-------- Provided records
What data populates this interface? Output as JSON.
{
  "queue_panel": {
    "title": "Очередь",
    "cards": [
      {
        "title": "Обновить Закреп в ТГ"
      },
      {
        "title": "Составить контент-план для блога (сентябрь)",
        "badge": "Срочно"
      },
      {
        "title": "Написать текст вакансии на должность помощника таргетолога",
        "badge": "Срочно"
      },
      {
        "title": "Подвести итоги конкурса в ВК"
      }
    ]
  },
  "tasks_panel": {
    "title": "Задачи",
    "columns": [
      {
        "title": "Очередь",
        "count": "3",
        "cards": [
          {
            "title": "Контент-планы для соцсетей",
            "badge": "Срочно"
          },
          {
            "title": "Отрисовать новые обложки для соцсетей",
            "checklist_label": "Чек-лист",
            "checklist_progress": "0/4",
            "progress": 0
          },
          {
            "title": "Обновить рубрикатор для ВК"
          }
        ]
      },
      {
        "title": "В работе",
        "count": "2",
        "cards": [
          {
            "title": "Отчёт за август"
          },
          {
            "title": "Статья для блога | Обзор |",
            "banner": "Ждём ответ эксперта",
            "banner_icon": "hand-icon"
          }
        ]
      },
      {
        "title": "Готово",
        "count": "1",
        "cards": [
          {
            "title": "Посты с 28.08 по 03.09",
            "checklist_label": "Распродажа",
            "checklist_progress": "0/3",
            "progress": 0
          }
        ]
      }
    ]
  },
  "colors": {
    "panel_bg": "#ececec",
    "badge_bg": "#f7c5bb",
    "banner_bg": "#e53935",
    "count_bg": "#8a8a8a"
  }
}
----------------
Prompt →
Return the material in full, exactly as shown.

Task output →
What data populates this interface? Output as JSON.
{
  "queue_panel": {
    "title": "Очередь",
    "cards": [
      {
        "title": "Обновить Закреп в ТГ"
      },
      {
        "title": "Составить контент-план для блога (сентябрь)",
        "badge": "Срочно"
      },
      {
        "title": "Написать текст вакансии на должность помощника таргетолога",
        "badge": "Срочно"
      },
      {
        "title": "Подвести итоги конкурса в ВК"
      }
    ]
  },
  "tasks_panel": {
    "title": "Задачи",
    "columns": [
      {
        "title": "Очередь",
        "count": "3",
        "cards": [
          {
            "title": "Контент-планы для соцсетей",
            "badge": "Срочно"
          },
          {
            "title": "Отрисовать новые обложки для соцсетей",
            "checklist_label": "Чек-лист",
            "checklist_progress": "0/4",
            "progress": 0
          },
          {
            "title": "Обновить рубрикатор для ВК"
          }
        ]
      },
      {
        "title": "В работе",
        "count": "2",
        "cards": [
          {
            "title": "Отчёт за август"
          },
          {
            "title": "Статья для блога | Обзор |",
            "banner": "Ждём ответ эксперта",
            "banner_icon": "hand-icon"
          }
        ]
      },
      {
        "title": "Готово",
        "count": "1",
        "cards": [
          {
            "title": "Посты с 28.08 по 03.09",
            "checklist_label": "Распродажа",
            "checklist_progress": "0/3",
            "progress": 0
          }
        ]
      }
    ]
  },
  "colors": {
    "panel_bg": "#ececec",
    "badge_bg": "#f7c5bb",
    "banner_bg": "#e53935",
    "count_bg": "#8a8a8a"
  }
}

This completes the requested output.